▶ _Problems_:
A – Decide whether each statement agrees with the passage on capital gains tax, answering yes or no and quoting the exact words that settle it: (i) Section 50D came into operation with effect from 01-04-2013; (ii) Section 43CA applies to a development agreement at the time of possession; (iii) a transfer of some rights for limited purposes counts as a transfer of a capital asset.
B – Write out the passage on capital gains tax from "As per provision of section 5" to "does not apply.".
— START OF Text section —
As per provision of section 5 of Transfer of Property Act 1882, and also as per the above decisions, in my view in the above mentioned example, A will have to pay more tax on the difference in value
of stamp duty and consideration amount as per provision of section 43CA of the Income Tax Act,
1961 for the assessment year 2014 –
2015.
Development Agreements –
In
case of development agreement for an immovable property, Long Term Capital Gain may
arise as per section 2(47) of the Income Tax Act, 1961, if the land is capital assets, Section 43CA of the Income Tax Act, 1961 in case of development agreement at the time of possession does not apply.
We
must also look it to Section 50D of the Income Tax Act, 1961 which has come in to operation
w.e.f 01-04-2013
only in respect
of
taxability of development agreement.
Section 50D of
the Income
Tax
Act, 1961 –
“Where the consideration received or accruing as a result of the transfer of a capital asset by an
assessee is not ascertainable or cannot
be determined,
then, for the purpose of computing
income chargeable to tax as capital gains, the fair market value of the said asset on the date of transfer
shall be deemed to
be the full value of the consideration received or accruing as a
result of
such transfer.”
The conditions
for applicability of provision are:
Consideration
must be received or accruing – if
consideration is not received or accrued in the previous year, then provision will not apply. For example, if a consideration or part of consideration
shall be received or accrued in future, then the provision will not apply. In case a developer will
provide some of constructed area, to land owner, on completion of project, then the consideration to
be received in kind in future, is not consideration received or accrued, therefore, in such cases the
provision of Section 50D of the Income
Tax Act,
1961 will
not be applicable.
There must be transfer of capital asset – if
there is no transfer, then this section will not apply. Here transfer of capital
asset can mean a definite and absolute transfer. A transfer of some of rights for
limited purposes cannot be regarded as transfer of capital asset in the context of tax on capital gains. There should not be a situation of contingent transfer which can be revert back on some
contingencies. The transfer must be full and final. Readers are requested to go through definition of ‘transfer’ in relation to a capital asset provided in section 2(47) of the Income-tax Act, 1961 and also to see exemption from meaning of
transfer as provided in section 47 of the Act.
— END OF Text section —
— START OF Data entries —
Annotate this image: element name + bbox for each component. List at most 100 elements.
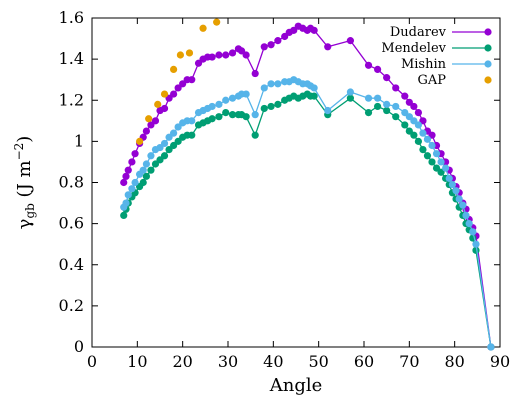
mishin-point [260, 84, 268, 92]
dudarev-point [188, 76, 196, 84]
mishin-point [414, 121, 422, 129]
dudarev-point [122, 172, 130, 180]
y-tick-label: 0 [74, 337, 84, 356]
dudarev-point [131, 150, 139, 158]
mendelev-point [222, 108, 230, 117]
x-tick-label: 10 [127, 352, 147, 371]
mishin-point [459, 201, 467, 209]
y-tick-label: 0.8 [59, 173, 84, 192]
series-mishin [120, 76, 495, 351]
mendelev-point [401, 121, 409, 129]
gap-point [213, 18, 221, 26]
mendelev-point [251, 131, 259, 139]
mishin-point [131, 178, 139, 187]
y-tick-label: 1.2 [59, 90, 84, 109]
mishin-point [374, 94, 382, 102]
legend-label-mishin: Mishin [401, 57, 447, 72]
mishin-point [462, 211, 470, 219]
mishin-point [383, 100, 391, 108]
x-tick-label: 90 [490, 352, 510, 371]
dudarev-point [324, 43, 332, 51]
y-axis-title: γgb (J m−2) [12, 136, 37, 230]
mishin-point [419, 129, 427, 137]
dudarev-point [242, 51, 250, 59]
mendelev-point [428, 158, 436, 166]
mendelev-point [414, 137, 422, 145]
series-gap [136, 18, 221, 145]
mendelev-point [267, 102, 275, 111]
mishin-point [423, 135, 432, 143]
y-tick-label: 0.4 [59, 255, 84, 274]
mishin-point [465, 220, 473, 228]
mishin-point [432, 150, 441, 158]
y-tick-label: 1 [74, 131, 84, 150]
mishin-point [455, 195, 463, 203]
mishin-point [222, 96, 230, 104]
y-axis-unit-open: (J m [14, 160, 35, 203]
x-tick-label: 0 [87, 352, 97, 371]
mendelev-line [123, 93, 492, 348]
legend-label-mendelev: Mendelev [381, 41, 446, 56]
dudarev-point [124, 166, 132, 174]
y-axis-subscript: gb [23, 203, 37, 219]
dudarev-point [120, 178, 128, 187]
gap-point [170, 65, 178, 74]
mendelev-point [228, 111, 237, 119]
y-axis-unit-close: ) [14, 136, 35, 143]
dudarev-point [267, 41, 275, 49]
mendelev-point [120, 211, 128, 219]
x-tick-label: 20 [172, 352, 192, 371]
mendelev-point [346, 94, 354, 102]
mishin-point [428, 141, 436, 150]
mendelev-point [392, 113, 400, 121]
mishin-point [346, 88, 354, 96]
dudarev-point [374, 65, 382, 74]
mendelev-point [215, 113, 223, 121]
dudarev-point [208, 53, 216, 61]
mendelev-point [188, 131, 196, 139]
y-tick-label: 1.6 [59, 8, 84, 27]
mishin-line [123, 78, 492, 348]
mishin-point [188, 117, 196, 125]
mendelev-point [410, 131, 418, 139]
y-axis-unit-sup: −2 [12, 143, 26, 161]
dudarev-point [222, 51, 230, 59]
x-tick-label: 50 [308, 352, 328, 371]
legend-marker-dudarev [484, 28, 492, 36]
dudarev-point [228, 49, 237, 57]
mendelev-point [160, 152, 169, 160]
mishin-point [437, 158, 445, 166]
dudarev-point [410, 102, 418, 111]
mishin-point [310, 84, 318, 92]
dudarev-point [251, 69, 259, 78]
mishin-point [274, 80, 282, 88]
y-tick-label: 0.2 [59, 296, 84, 315]
mishin-point [392, 102, 400, 111]
mishin-point [469, 228, 477, 236]
mendelev-point [208, 115, 216, 123]
mendelev-point [310, 92, 318, 100]
x-tick-label: 30 [218, 352, 238, 371]
dudarev-point [274, 37, 282, 45]
mishin-point [242, 90, 250, 98]
dudarev-point [260, 43, 268, 51]
gap-point [176, 51, 184, 59]
dudarev-point [170, 90, 178, 98]
mishin-point [472, 240, 480, 248]
mishin-point [228, 94, 237, 102]
dudarev-point [142, 127, 150, 135]
dudarev-point [392, 84, 400, 92]
x-tick-label: 70 [399, 352, 419, 371]
dudarev-point [346, 37, 354, 45]
dudarev-point [383, 74, 391, 82]
dudarev-point [401, 92, 409, 100]
mendelev-point [147, 166, 155, 174]
mishin-point [448, 180, 456, 189]
mendelev-point [374, 102, 382, 111]
mendelev-point [260, 104, 268, 113]
dudarev-point [414, 108, 422, 117]
y-tick-label: 0.6 [59, 214, 84, 233]
mishin-point [267, 80, 275, 88]
mendelev-point [274, 100, 282, 108]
— END OF Data entries —
▶ _Solutions to each task_:
A –
(i) Yes: "which has come in to operation w.e.f 01-04-2013"
(ii) No: "Section 43CA of the Income Tax Act, 1961 in case of development agreement at the time of possession does not apply."
(iii) No: "A transfer of some of rights for limited purposes cannot be regarded as transfer of capital asset in the context of tax on capital gains."

B –
As per provision of section 5 of Transfer of Property Act 1882, and also as per the above decisions, in my view in the above mentioned example, A will have to pay more tax on the difference in value
of stamp duty and consideration amount as per provision of section 43CA of the Income Tax Act,
1961 for the assessment year 2014 –
2015.
Development Agreements –
In
case of development agreement for an immovable property, Long Term Capital Gain may
arise as per section 2(47) of the Income Tax Act, 1961, if the land is capital assets, Section 43CA of the Income Tax Act, 1961 in case of development agreement at the time of possession does not apply.